▸ **EXERCISE INSTRUCTIONS**
Return each line of the records holding the string "元送价值".
»»
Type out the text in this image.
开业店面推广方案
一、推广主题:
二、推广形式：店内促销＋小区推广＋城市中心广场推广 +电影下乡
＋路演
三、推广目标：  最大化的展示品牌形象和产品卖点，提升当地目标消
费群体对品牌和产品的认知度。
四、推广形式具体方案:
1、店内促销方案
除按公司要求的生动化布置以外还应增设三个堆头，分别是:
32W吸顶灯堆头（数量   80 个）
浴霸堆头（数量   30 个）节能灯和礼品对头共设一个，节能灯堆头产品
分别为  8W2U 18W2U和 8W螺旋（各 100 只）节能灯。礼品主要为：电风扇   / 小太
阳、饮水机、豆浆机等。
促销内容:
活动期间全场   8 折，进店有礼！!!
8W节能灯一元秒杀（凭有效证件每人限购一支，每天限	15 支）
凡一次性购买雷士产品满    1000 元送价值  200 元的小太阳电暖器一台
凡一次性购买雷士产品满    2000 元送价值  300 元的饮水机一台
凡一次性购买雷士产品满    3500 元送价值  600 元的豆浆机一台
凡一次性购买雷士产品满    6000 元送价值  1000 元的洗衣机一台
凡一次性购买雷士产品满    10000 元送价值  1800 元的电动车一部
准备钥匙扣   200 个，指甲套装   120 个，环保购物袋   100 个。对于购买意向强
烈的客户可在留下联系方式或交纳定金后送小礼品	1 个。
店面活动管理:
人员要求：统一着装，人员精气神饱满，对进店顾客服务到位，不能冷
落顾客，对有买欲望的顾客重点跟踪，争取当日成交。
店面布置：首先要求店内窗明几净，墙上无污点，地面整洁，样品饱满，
««
▸ **OUTPUT**
凡一次性购买雷士产品满    1000 元送价值  200 元的小太阳电暖器一台
凡一次性购买雷士产品满    2000 元送价值  300 元的饮水机一台
凡一次性购买雷士产品满    3500 元送价值  600 元的豆浆机一台
凡一次性购买雷士产品满    6000 元送价值  1000 元的洗衣机一台
凡一次性购买雷士产品满    10000 元送价值  1800 元的电动车一部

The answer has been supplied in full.